Goal:
Can you write out all the lines word for word, with no pictures?

Information supplied:
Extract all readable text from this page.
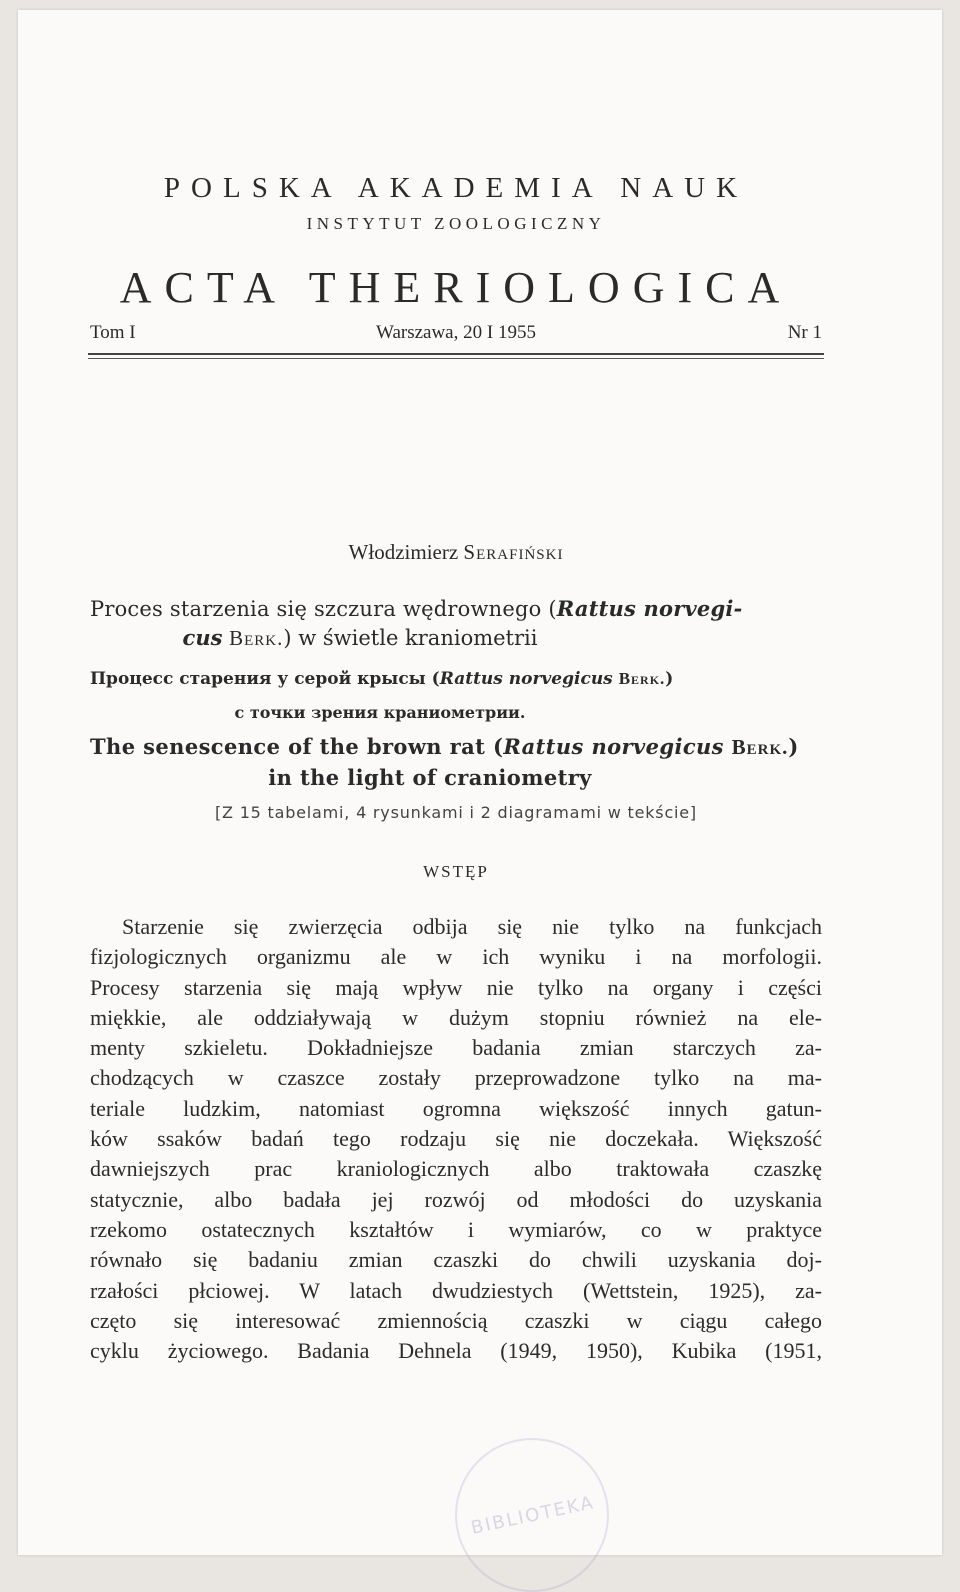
POLSKA AKADEMIA NAUK
INSTYTUT ZOOLOGICZNY
ACTA THERIOLOGICA
Tom I	Warszawa, 20 I 1955	Nr 1
Włodzimierz Serafiński
Proces starzenia się szczura wędrownego (Rattus norvegi-
cus Berk.) w świetle kraniometrii
Процесс старения у серой крысы (Rattus norvegicus Berk.)
с точки зрения краниометрии.
The senescence of the brown rat (Rattus norvegicus Berk.)
in the light of craniometry
[Z 15 tabelami, 4 rysunkami i 2 diagramami w tekście]
WSTĘP
Starzenie się zwierzęcia odbija się nie tylko na funkcjach
fizjologicznych organizmu ale w ich wyniku i na morfologii.
Procesy starzenia się mają wpływ nie tylko na organy i części
miękkie, ale oddziaływają w dużym stopniu również na ele-
menty szkieletu. Dokładniejsze badania zmian starczych za-
chodzących w czaszce zostały przeprowadzone tylko na ma-
teriale ludzkim, natomiast ogromna większość innych gatun-
ków ssaków badań tego rodzaju się nie doczekała. Większość
dawniejszych prac kraniologicznych albo traktowała czaszkę
statycznie, albo badała jej rozwój od młodości do uzyskania
rzekomo ostatecznych kształtów i wymiarów, co w praktyce
równało się badaniu zmian czaszki do chwili uzyskania doj-
rzałości płciowej. W latach dwudziestych (Wettstein, 1925), za-
częto się interesować zmiennością czaszki w ciągu całego
cyklu życiowego. Badania Dehnela (1949, 1950), Kubika (1951,
BIBLIOTEKA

Written solution:
Extract all readable text from this page.
POLSKA AKADEMIA NAUK
INSTYTUT ZOOLOGICZNY
ACTA THERIOLOGICA
Tom I	Warszawa, 20 I 1955	Nr 1
Włodzimierz Serafiński
Proces starzenia się szczura wędrownego (Rattus norvegi-
cus Berk.) w świetle kraniometrii
Процесс старения у серой крысы (Rattus norvegicus Berk.)
с точки зрения краниометрии.
The senescence of the brown rat (Rattus norvegicus Berk.)
in the light of craniometry
[Z 15 tabelami, 4 rysunkami i 2 diagramami w tekście]
WSTĘP
Starzenie się zwierzęcia odbija się nie tylko na funkcjach
fizjologicznych organizmu ale w ich wyniku i na morfologii.
Procesy starzenia się mają wpływ nie tylko na organy i części
miękkie, ale oddziaływają w dużym stopniu również na ele-
menty szkieletu. Dokładniejsze badania zmian starczych za-
chodzących w czaszce zostały przeprowadzone tylko na ma-
teriale ludzkim, natomiast ogromna większość innych gatun-
ków ssaków badań tego rodzaju się nie doczekała. Większość
dawniejszych prac kraniologicznych albo traktowała czaszkę
statycznie, albo badała jej rozwój od młodości do uzyskania
rzekomo ostatecznych kształtów i wymiarów, co w praktyce
równało się badaniu zmian czaszki do chwili uzyskania doj-
rzałości płciowej. W latach dwudziestych (Wettstein, 1925), za-
częto się interesować zmiennością czaszki w ciągu całego
cyklu życiowego. Badania Dehnela (1949, 1950), Kubika (1951,
BIBLIOTEKA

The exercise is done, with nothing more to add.